● WHAT YOU ARE ASKED TO DO: Filter the entries and keep only the lines where the string "image" appears.

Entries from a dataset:
──────────
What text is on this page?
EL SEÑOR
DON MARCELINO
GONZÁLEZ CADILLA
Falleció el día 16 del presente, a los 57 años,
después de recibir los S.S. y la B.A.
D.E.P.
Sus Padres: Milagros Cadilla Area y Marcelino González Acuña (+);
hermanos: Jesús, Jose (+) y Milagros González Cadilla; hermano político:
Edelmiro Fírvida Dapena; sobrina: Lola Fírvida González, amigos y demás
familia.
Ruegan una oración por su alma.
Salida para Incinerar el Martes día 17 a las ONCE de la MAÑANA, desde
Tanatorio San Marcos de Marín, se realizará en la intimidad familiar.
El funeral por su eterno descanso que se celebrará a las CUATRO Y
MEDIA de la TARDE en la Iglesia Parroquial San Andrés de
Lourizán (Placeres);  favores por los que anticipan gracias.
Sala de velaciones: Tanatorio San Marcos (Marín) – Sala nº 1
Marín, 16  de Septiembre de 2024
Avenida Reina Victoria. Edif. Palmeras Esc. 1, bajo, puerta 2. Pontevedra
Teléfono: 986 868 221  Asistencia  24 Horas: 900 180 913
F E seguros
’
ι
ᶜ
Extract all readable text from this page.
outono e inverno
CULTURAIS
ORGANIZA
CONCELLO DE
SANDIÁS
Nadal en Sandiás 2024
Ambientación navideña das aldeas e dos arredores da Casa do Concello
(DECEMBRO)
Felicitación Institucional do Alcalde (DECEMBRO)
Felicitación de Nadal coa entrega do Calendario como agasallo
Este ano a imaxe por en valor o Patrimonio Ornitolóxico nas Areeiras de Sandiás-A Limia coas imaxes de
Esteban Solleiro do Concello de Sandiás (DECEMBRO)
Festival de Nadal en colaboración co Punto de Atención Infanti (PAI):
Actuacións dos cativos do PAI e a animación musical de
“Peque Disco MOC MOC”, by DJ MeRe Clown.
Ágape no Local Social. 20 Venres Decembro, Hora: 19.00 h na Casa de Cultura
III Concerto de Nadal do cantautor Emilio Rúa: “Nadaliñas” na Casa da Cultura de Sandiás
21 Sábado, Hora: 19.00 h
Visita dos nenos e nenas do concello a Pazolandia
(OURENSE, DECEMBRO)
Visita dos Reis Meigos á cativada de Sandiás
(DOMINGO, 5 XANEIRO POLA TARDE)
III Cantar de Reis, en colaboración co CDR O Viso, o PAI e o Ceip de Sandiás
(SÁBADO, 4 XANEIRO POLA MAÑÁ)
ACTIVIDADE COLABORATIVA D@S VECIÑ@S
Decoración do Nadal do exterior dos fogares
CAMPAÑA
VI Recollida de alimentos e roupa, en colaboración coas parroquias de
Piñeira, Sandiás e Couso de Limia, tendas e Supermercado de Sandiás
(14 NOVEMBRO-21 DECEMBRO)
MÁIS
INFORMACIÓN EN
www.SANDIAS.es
──────────
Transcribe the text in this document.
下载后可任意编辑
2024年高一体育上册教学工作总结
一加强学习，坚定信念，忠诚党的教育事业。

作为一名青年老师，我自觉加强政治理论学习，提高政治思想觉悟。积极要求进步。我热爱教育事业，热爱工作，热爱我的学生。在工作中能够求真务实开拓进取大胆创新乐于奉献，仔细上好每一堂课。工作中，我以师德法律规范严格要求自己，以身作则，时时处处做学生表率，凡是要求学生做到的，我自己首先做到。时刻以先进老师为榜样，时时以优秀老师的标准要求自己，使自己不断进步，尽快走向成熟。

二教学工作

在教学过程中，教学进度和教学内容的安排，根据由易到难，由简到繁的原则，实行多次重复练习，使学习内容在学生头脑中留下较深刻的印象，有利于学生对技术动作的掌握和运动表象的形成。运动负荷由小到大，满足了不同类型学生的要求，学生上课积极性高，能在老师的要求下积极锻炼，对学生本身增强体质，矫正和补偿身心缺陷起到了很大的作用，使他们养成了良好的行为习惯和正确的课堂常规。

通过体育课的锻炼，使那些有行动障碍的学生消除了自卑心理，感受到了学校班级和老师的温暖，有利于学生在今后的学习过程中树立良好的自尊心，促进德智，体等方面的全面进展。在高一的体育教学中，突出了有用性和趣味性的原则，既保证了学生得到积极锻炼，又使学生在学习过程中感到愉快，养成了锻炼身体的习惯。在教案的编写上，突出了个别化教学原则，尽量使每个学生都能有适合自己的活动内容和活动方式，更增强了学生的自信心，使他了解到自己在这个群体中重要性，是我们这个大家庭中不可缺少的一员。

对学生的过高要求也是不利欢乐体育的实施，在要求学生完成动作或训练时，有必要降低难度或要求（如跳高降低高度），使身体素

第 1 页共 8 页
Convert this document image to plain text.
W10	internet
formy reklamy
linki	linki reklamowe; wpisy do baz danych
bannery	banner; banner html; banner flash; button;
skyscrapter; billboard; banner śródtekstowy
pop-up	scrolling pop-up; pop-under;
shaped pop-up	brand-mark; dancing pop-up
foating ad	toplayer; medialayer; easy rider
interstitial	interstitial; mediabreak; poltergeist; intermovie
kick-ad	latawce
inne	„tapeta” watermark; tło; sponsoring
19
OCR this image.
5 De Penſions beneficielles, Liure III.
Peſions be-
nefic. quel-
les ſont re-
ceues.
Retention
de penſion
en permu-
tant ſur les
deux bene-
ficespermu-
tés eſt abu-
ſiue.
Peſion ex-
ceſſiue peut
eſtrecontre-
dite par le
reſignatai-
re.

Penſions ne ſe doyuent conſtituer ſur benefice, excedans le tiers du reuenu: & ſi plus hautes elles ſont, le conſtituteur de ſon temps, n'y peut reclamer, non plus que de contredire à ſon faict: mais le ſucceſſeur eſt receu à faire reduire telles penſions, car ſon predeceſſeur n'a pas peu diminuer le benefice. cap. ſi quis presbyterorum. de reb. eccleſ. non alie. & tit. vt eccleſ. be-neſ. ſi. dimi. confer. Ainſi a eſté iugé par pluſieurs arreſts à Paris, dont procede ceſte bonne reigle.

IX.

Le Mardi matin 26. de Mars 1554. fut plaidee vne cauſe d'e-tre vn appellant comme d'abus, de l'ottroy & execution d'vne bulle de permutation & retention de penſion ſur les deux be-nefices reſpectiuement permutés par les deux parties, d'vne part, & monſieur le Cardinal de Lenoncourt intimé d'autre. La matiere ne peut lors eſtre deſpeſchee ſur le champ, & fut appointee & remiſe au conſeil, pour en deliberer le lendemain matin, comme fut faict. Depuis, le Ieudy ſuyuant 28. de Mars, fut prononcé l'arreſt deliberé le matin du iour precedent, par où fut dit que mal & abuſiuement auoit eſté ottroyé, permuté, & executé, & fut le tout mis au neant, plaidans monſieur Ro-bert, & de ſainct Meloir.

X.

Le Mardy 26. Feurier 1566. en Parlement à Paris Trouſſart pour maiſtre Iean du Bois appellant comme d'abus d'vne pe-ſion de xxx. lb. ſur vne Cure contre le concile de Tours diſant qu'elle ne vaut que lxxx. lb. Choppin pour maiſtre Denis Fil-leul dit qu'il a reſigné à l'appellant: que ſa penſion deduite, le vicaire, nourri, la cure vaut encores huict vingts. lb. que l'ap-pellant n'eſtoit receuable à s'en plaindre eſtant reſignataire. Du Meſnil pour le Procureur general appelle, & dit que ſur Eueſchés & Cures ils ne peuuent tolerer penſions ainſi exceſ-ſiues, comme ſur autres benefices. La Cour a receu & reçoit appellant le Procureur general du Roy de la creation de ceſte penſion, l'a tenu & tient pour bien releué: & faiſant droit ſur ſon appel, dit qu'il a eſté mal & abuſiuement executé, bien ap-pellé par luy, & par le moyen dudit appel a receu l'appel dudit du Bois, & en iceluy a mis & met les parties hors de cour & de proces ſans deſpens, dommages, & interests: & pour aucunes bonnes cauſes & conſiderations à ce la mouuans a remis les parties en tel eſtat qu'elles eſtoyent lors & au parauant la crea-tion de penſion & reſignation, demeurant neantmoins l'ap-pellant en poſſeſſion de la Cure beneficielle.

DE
──────────
● RESPONSE TO THE EXERCISE:
Convert this document image to plain text.
OCR this image.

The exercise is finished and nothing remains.